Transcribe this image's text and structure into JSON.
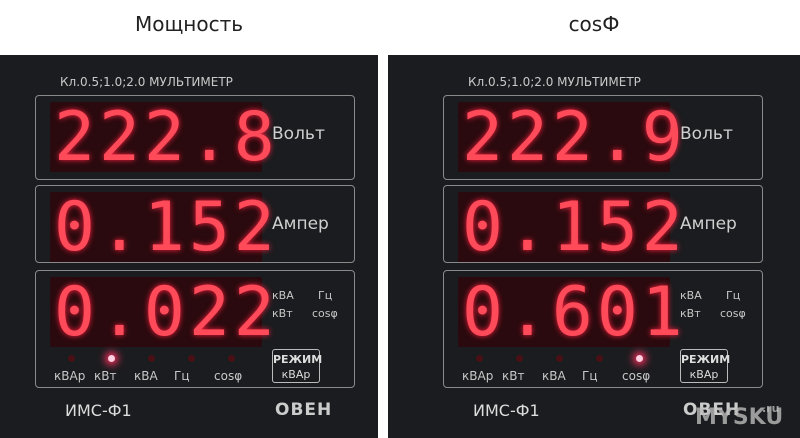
{
  "panels": [
    {
      "title": "Мощность",
      "header": "Кл.0.5;1.0;2.0 МУЛЬТИМЕТР",
      "rows": [
        {
          "reading": "222.8",
          "unit": "Вольт"
        },
        {
          "reading": "0.152",
          "unit": "Ампер"
        },
        {
          "reading": "0.022"
        }
      ],
      "mode_labels": [
        "кВА",
        "Гц",
        "кВт",
        "cosφ"
      ],
      "mode_button": "РЕЖИМ",
      "mode_button_sub": "кВАр",
      "indicators": [
        "кВАр",
        "кВт",
        "кВА",
        "Гц",
        "cosφ"
      ],
      "lit_indicator": 1,
      "model": "ИМС-Ф1",
      "brand": "ОВЕН"
    },
    {
      "title": "cosФ",
      "header": "Кл.0.5;1.0;2.0 МУЛЬТИМЕТР",
      "rows": [
        {
          "reading": "222.9",
          "unit": "Вольт"
        },
        {
          "reading": "0.152",
          "unit": "Ампер"
        },
        {
          "reading": "0.601"
        }
      ],
      "mode_labels": [
        "кВА",
        "Гц",
        "кВт",
        "cosφ"
      ],
      "mode_button": "РЕЖИМ",
      "mode_button_sub": "кВАр",
      "indicators": [
        "кВАр",
        "кВт",
        "кВА",
        "Гц",
        "cosφ"
      ],
      "lit_indicator": 4,
      "model": "ИМС-Ф1",
      "brand": "ОВЕН"
    }
  ],
  "watermark": "MYSKU",
  "watermark_suffix": ".ru"
}
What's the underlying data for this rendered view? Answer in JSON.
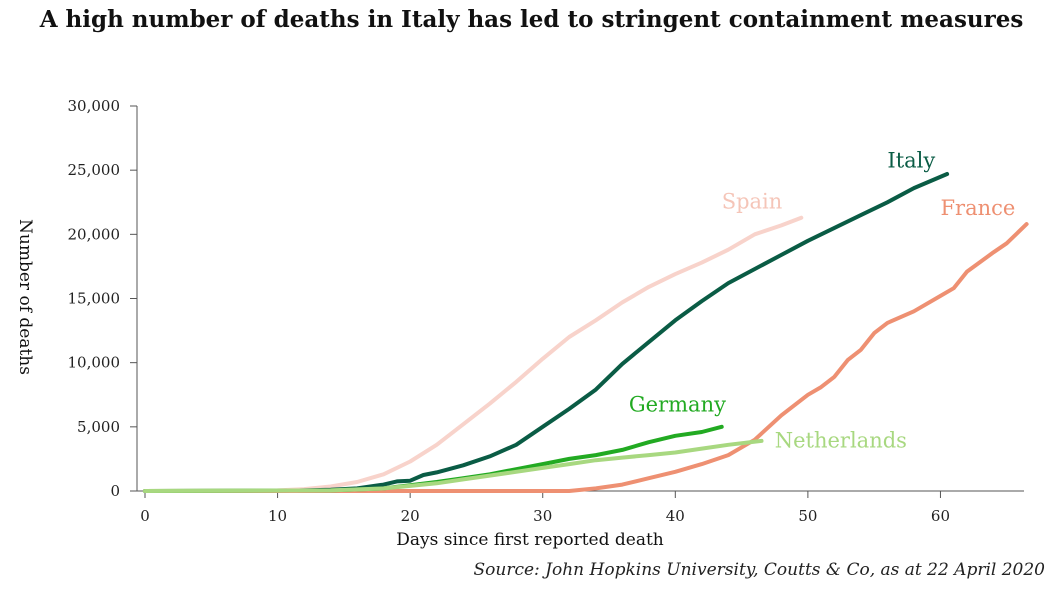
{
  "title": "A high number of deaths in Italy has led to stringent containment measures",
  "source": "Source: John Hopkins University, Coutts & Co, as at 22 April 2020",
  "chart_data": {
    "type": "line",
    "xlabel": "Days since first reported death",
    "ylabel": "Number of deaths",
    "xlim": [
      0,
      66
    ],
    "ylim": [
      0,
      30000
    ],
    "x_ticks": [
      0,
      10,
      20,
      30,
      40,
      50,
      60
    ],
    "x_tick_labels": [
      "0",
      "10",
      "20",
      "30",
      "40",
      "50",
      "60"
    ],
    "y_ticks": [
      0,
      5000,
      10000,
      15000,
      20000,
      25000,
      30000
    ],
    "y_tick_labels": [
      "0",
      "5,000",
      "10,000",
      "15,000",
      "20,000",
      "25,000",
      "30,000"
    ],
    "grid": false,
    "series": [
      {
        "name": "Spain",
        "color": "#f8d3cb",
        "points": [
          [
            0,
            0
          ],
          [
            10,
            50
          ],
          [
            12,
            150
          ],
          [
            14,
            350
          ],
          [
            16,
            700
          ],
          [
            18,
            1300
          ],
          [
            20,
            2300
          ],
          [
            22,
            3600
          ],
          [
            24,
            5200
          ],
          [
            26,
            6800
          ],
          [
            28,
            8500
          ],
          [
            30,
            10300
          ],
          [
            32,
            12000
          ],
          [
            34,
            13300
          ],
          [
            36,
            14700
          ],
          [
            38,
            15900
          ],
          [
            40,
            16900
          ],
          [
            42,
            17800
          ],
          [
            44,
            18800
          ],
          [
            46,
            20000
          ],
          [
            48,
            20700
          ],
          [
            49.5,
            21300
          ]
        ]
      },
      {
        "name": "Italy",
        "color": "#0a5c45",
        "points": [
          [
            0,
            0
          ],
          [
            10,
            0
          ],
          [
            14,
            100
          ],
          [
            16,
            200
          ],
          [
            18,
            500
          ],
          [
            19,
            750
          ],
          [
            20,
            800
          ],
          [
            21,
            1250
          ],
          [
            22,
            1450
          ],
          [
            24,
            2000
          ],
          [
            26,
            2700
          ],
          [
            28,
            3600
          ],
          [
            30,
            5000
          ],
          [
            32,
            6400
          ],
          [
            34,
            7900
          ],
          [
            36,
            9900
          ],
          [
            38,
            11600
          ],
          [
            40,
            13300
          ],
          [
            42,
            14800
          ],
          [
            44,
            16200
          ],
          [
            46,
            17300
          ],
          [
            48,
            18400
          ],
          [
            50,
            19500
          ],
          [
            52,
            20500
          ],
          [
            54,
            21500
          ],
          [
            56,
            22500
          ],
          [
            58,
            23600
          ],
          [
            60.5,
            24700
          ]
        ]
      },
      {
        "name": "France",
        "color": "#ee9072",
        "points": [
          [
            0,
            0
          ],
          [
            32,
            0
          ],
          [
            34,
            200
          ],
          [
            36,
            500
          ],
          [
            38,
            1000
          ],
          [
            40,
            1500
          ],
          [
            42,
            2100
          ],
          [
            44,
            2800
          ],
          [
            46,
            4000
          ],
          [
            48,
            5900
          ],
          [
            50,
            7500
          ],
          [
            51,
            8100
          ],
          [
            52,
            8900
          ],
          [
            53,
            10200
          ],
          [
            54,
            11000
          ],
          [
            55,
            12300
          ],
          [
            56,
            13100
          ],
          [
            58,
            14000
          ],
          [
            60,
            15200
          ],
          [
            61,
            15800
          ],
          [
            62,
            17100
          ],
          [
            64,
            18600
          ],
          [
            65,
            19300
          ],
          [
            66.5,
            20800
          ]
        ]
      },
      {
        "name": "Germany",
        "color": "#22aa22",
        "points": [
          [
            0,
            0
          ],
          [
            14,
            50
          ],
          [
            18,
            200
          ],
          [
            20,
            450
          ],
          [
            22,
            700
          ],
          [
            24,
            1000
          ],
          [
            26,
            1300
          ],
          [
            28,
            1700
          ],
          [
            30,
            2100
          ],
          [
            32,
            2500
          ],
          [
            34,
            2800
          ],
          [
            36,
            3200
          ],
          [
            38,
            3800
          ],
          [
            40,
            4300
          ],
          [
            42,
            4600
          ],
          [
            43.5,
            5000
          ]
        ]
      },
      {
        "name": "Netherlands",
        "color": "#a8d880",
        "points": [
          [
            0,
            0
          ],
          [
            14,
            50
          ],
          [
            18,
            200
          ],
          [
            20,
            400
          ],
          [
            22,
            600
          ],
          [
            24,
            900
          ],
          [
            26,
            1200
          ],
          [
            28,
            1500
          ],
          [
            30,
            1800
          ],
          [
            32,
            2100
          ],
          [
            34,
            2400
          ],
          [
            36,
            2600
          ],
          [
            38,
            2800
          ],
          [
            40,
            3000
          ],
          [
            42,
            3300
          ],
          [
            44,
            3600
          ],
          [
            46.5,
            3900
          ]
        ]
      }
    ],
    "labels": [
      {
        "text": "Spain",
        "series": "Spain",
        "at": [
          43.5,
          22000
        ],
        "color": "#f5c5b8"
      },
      {
        "text": "Italy",
        "series": "Italy",
        "at": [
          56,
          25200
        ],
        "color": "#0a5c45"
      },
      {
        "text": "France",
        "series": "France",
        "at": [
          60,
          21500
        ],
        "color": "#ee9072"
      },
      {
        "text": "Germany",
        "series": "Germany",
        "at": [
          36.5,
          6200
        ],
        "color": "#22aa22"
      },
      {
        "text": "Netherlands",
        "series": "Netherlands",
        "at": [
          47.5,
          3400
        ],
        "color": "#a8d880"
      }
    ]
  }
}
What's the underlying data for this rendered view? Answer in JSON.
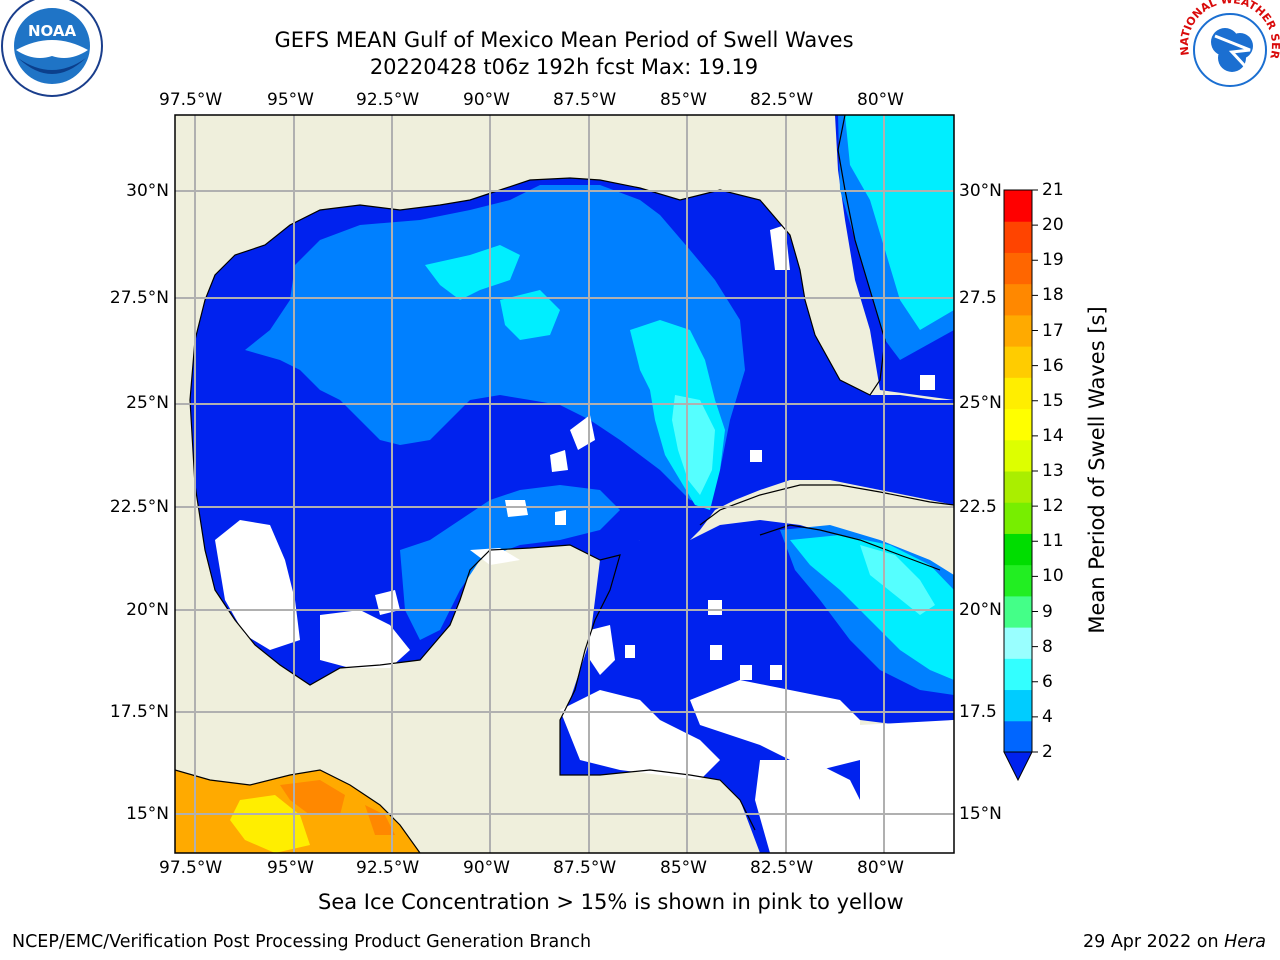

## PROBLEM DESCRIPTION:
Pictures are not part of the copy; reproduce everything else in the records exactly.

## RESULT BELOW:
Transcribe this image's text and structure into JSON.
{
  "panels": [
    {
      "title": "Мощность",
      "header": "Кл.0.5;1.0;2.0 МУЛЬТИМЕТР",
      "rows": [
        {
          "reading": "222.8",
          "unit": "Вольт"
        },
        {
          "reading": "0.152",
          "unit": "Ампер"
        },
        {
          "reading": "0.022"
        }
      ],
      "mode_labels": [
        "кВА",
        "Гц",
        "кВт",
        "cosφ"
      ],
      "mode_button": "РЕЖИМ",
      "mode_button_sub": "кВАр",
      "indicators": [
        "кВАр",
        "кВт",
        "кВА",
        "Гц",
        "cosφ"
      ],
      "lit_indicator": 1,
      "model": "ИМС-Ф1",
      "brand": "ОВЕН"
    },
    {
      "title": "cosФ",
      "header": "Кл.0.5;1.0;2.0 МУЛЬТИМЕТР",
      "rows": [
        {
          "reading": "222.9",
          "unit": "Вольт"
        },
        {
          "reading": "0.152",
          "unit": "Ампер"
        },
        {
          "reading": "0.601"
        }
      ],
      "mode_labels": [
        "кВА",
        "Гц",
        "кВт",
        "cosφ"
      ],
      "mode_button": "РЕЖИМ",
      "mode_button_sub": "кВАр",
      "indicators": [
        "кВАр",
        "кВт",
        "кВА",
        "Гц",
        "cosφ"
      ],
      "lit_indicator": 4,
      "model": "ИМС-Ф1",
      "brand": "ОВЕН"
    }
  ],
  "watermark": "MYSKU",
  "watermark_suffix": ".ru"
}
What's the underlying data for this rendered view? Answer in JSON.
{
  "title": "A high number of deaths in Italy has led to stringent containment measures",
  "source": "Source: John Hopkins University, Coutts & Co, as at 22 April 2020",
  "chart_data": {
    "type": "line",
    "xlabel": "Days since first reported death",
    "ylabel": "Number of deaths",
    "xlim": [
      0,
      66
    ],
    "ylim": [
      0,
      30000
    ],
    "x_ticks": [
      0,
      10,
      20,
      30,
      40,
      50,
      60
    ],
    "x_tick_labels": [
      "0",
      "10",
      "20",
      "30",
      "40",
      "50",
      "60"
    ],
    "y_ticks": [
      0,
      5000,
      10000,
      15000,
      20000,
      25000,
      30000
    ],
    "y_tick_labels": [
      "0",
      "5,000",
      "10,000",
      "15,000",
      "20,000",
      "25,000",
      "30,000"
    ],
    "grid": false,
    "series": [
      {
        "name": "Spain",
        "color": "#f8d3cb",
        "points": [
          [
            0,
            0
          ],
          [
            10,
            50
          ],
          [
            12,
            150
          ],
          [
            14,
            350
          ],
          [
            16,
            700
          ],
          [
            18,
            1300
          ],
          [
            20,
            2300
          ],
          [
            22,
            3600
          ],
          [
            24,
            5200
          ],
          [
            26,
            6800
          ],
          [
            28,
            8500
          ],
          [
            30,
            10300
          ],
          [
            32,
            12000
          ],
          [
            34,
            13300
          ],
          [
            36,
            14700
          ],
          [
            38,
            15900
          ],
          [
            40,
            16900
          ],
          [
            42,
            17800
          ],
          [
            44,
            18800
          ],
          [
            46,
            20000
          ],
          [
            48,
            20700
          ],
          [
            49.5,
            21300
          ]
        ]
      },
      {
        "name": "Italy",
        "color": "#0a5c45",
        "points": [
          [
            0,
            0
          ],
          [
            10,
            0
          ],
          [
            14,
            100
          ],
          [
            16,
            200
          ],
          [
            18,
            500
          ],
          [
            19,
            750
          ],
          [
            20,
            800
          ],
          [
            21,
            1250
          ],
          [
            22,
            1450
          ],
          [
            24,
            2000
          ],
          [
            26,
            2700
          ],
          [
            28,
            3600
          ],
          [
            30,
            5000
          ],
          [
            32,
            6400
          ],
          [
            34,
            7900
          ],
          [
            36,
            9900
          ],
          [
            38,
            11600
          ],
          [
            40,
            13300
          ],
          [
            42,
            14800
          ],
          [
            44,
            16200
          ],
          [
            46,
            17300
          ],
          [
            48,
            18400
          ],
          [
            50,
            19500
          ],
          [
            52,
            20500
          ],
          [
            54,
            21500
          ],
          [
            56,
            22500
          ],
          [
            58,
            23600
          ],
          [
            60.5,
            24700
          ]
        ]
      },
      {
        "name": "France",
        "color": "#ee9072",
        "points": [
          [
            0,
            0
          ],
          [
            32,
            0
          ],
          [
            34,
            200
          ],
          [
            36,
            500
          ],
          [
            38,
            1000
          ],
          [
            40,
            1500
          ],
          [
            42,
            2100
          ],
          [
            44,
            2800
          ],
          [
            46,
            4000
          ],
          [
            48,
            5900
          ],
          [
            50,
            7500
          ],
          [
            51,
            8100
          ],
          [
            52,
            8900
          ],
          [
            53,
            10200
          ],
          [
            54,
            11000
          ],
          [
            55,
            12300
          ],
          [
            56,
            13100
          ],
          [
            58,
            14000
          ],
          [
            60,
            15200
          ],
          [
            61,
            15800
          ],
          [
            62,
            17100
          ],
          [
            64,
            18600
          ],
          [
            65,
            19300
          ],
          [
            66.5,
            20800
          ]
        ]
      },
      {
        "name": "Germany",
        "color": "#22aa22",
        "points": [
          [
            0,
            0
          ],
          [
            14,
            50
          ],
          [
            18,
            200
          ],
          [
            20,
            450
          ],
          [
            22,
            700
          ],
          [
            24,
            1000
          ],
          [
            26,
            1300
          ],
          [
            28,
            1700
          ],
          [
            30,
            2100
          ],
          [
            32,
            2500
          ],
          [
            34,
            2800
          ],
          [
            36,
            3200
          ],
          [
            38,
            3800
          ],
          [
            40,
            4300
          ],
          [
            42,
            4600
          ],
          [
            43.5,
            5000
          ]
        ]
      },
      {
        "name": "Netherlands",
        "color": "#a8d880",
        "points": [
          [
            0,
            0
          ],
          [
            14,
            50
          ],
          [
            18,
            200
          ],
          [
            20,
            400
          ],
          [
            22,
            600
          ],
          [
            24,
            900
          ],
          [
            26,
            1200
          ],
          [
            28,
            1500
          ],
          [
            30,
            1800
          ],
          [
            32,
            2100
          ],
          [
            34,
            2400
          ],
          [
            36,
            2600
          ],
          [
            38,
            2800
          ],
          [
            40,
            3000
          ],
          [
            42,
            3300
          ],
          [
            44,
            3600
          ],
          [
            46.5,
            3900
          ]
        ]
      }
    ],
    "labels": [
      {
        "text": "Spain",
        "series": "Spain",
        "at": [
          43.5,
          22000
        ],
        "color": "#f5c5b8"
      },
      {
        "text": "Italy",
        "series": "Italy",
        "at": [
          56,
          25200
        ],
        "color": "#0a5c45"
      },
      {
        "text": "France",
        "series": "France",
        "at": [
          60,
          21500
        ],
        "color": "#ee9072"
      },
      {
        "text": "Germany",
        "series": "Germany",
        "at": [
          36.5,
          6200
        ],
        "color": "#22aa22"
      },
      {
        "text": "Netherlands",
        "series": "Netherlands",
        "at": [
          47.5,
          3400
        ],
        "color": "#a8d880"
      }
    ]
  }
}
What's the underlying data for this rendered view? Answer in JSON.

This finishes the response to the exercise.